## [Your goal]
Select all lines in the records that include "由题意得".

-- Start of Provided records --

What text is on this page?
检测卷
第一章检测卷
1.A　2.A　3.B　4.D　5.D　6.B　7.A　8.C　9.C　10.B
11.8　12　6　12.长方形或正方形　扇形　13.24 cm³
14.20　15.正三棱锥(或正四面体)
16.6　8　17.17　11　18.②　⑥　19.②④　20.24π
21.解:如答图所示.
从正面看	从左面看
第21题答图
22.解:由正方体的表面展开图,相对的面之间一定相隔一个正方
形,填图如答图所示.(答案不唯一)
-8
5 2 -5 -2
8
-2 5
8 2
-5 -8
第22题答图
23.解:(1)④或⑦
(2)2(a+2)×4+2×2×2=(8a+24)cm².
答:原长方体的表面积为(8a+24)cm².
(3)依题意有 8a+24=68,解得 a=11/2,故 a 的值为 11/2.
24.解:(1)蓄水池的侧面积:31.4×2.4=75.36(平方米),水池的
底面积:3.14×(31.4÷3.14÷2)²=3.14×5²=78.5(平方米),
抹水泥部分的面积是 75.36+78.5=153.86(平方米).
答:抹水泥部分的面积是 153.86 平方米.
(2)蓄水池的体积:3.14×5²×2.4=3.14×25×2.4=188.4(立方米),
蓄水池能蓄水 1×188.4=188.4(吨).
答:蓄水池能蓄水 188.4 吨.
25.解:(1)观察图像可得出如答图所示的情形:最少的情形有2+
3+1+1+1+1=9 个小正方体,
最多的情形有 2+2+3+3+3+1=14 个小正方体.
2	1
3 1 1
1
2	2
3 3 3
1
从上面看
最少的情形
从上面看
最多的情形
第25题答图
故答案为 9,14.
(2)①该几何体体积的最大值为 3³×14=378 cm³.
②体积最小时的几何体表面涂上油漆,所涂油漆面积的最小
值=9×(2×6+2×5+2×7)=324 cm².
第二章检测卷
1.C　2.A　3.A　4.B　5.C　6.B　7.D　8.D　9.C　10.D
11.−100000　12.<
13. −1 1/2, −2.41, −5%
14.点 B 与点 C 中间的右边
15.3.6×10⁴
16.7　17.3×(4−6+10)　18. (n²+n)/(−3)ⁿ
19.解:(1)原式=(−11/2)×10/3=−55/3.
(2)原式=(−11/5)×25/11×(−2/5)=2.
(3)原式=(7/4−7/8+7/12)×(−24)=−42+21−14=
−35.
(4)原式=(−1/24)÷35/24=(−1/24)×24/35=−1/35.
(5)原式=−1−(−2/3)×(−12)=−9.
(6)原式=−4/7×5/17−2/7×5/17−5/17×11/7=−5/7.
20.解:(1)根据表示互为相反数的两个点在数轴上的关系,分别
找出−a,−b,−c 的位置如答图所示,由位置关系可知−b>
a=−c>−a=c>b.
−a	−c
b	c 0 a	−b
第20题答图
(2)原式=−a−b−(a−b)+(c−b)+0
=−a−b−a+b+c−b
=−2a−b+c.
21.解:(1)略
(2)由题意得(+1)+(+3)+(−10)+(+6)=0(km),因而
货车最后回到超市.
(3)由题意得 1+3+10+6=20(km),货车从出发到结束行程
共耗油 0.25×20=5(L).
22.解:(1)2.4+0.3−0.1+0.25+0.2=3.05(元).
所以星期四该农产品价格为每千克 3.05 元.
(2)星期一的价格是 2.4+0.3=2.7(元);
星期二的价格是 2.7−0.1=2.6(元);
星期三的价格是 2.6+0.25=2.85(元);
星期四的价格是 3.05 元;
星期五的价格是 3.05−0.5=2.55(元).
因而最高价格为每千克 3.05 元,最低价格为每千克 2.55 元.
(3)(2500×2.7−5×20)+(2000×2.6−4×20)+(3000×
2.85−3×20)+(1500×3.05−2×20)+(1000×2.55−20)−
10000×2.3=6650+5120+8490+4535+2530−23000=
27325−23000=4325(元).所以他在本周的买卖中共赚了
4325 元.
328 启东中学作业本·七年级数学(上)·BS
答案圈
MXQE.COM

-- End of Provided records --

## [Task output]
(2)由题意得(+1)+(+3)+(−10)+(+6)=0(km),因而
(3)由题意得 1+3+10+6=20(km),货车从出发到结束行程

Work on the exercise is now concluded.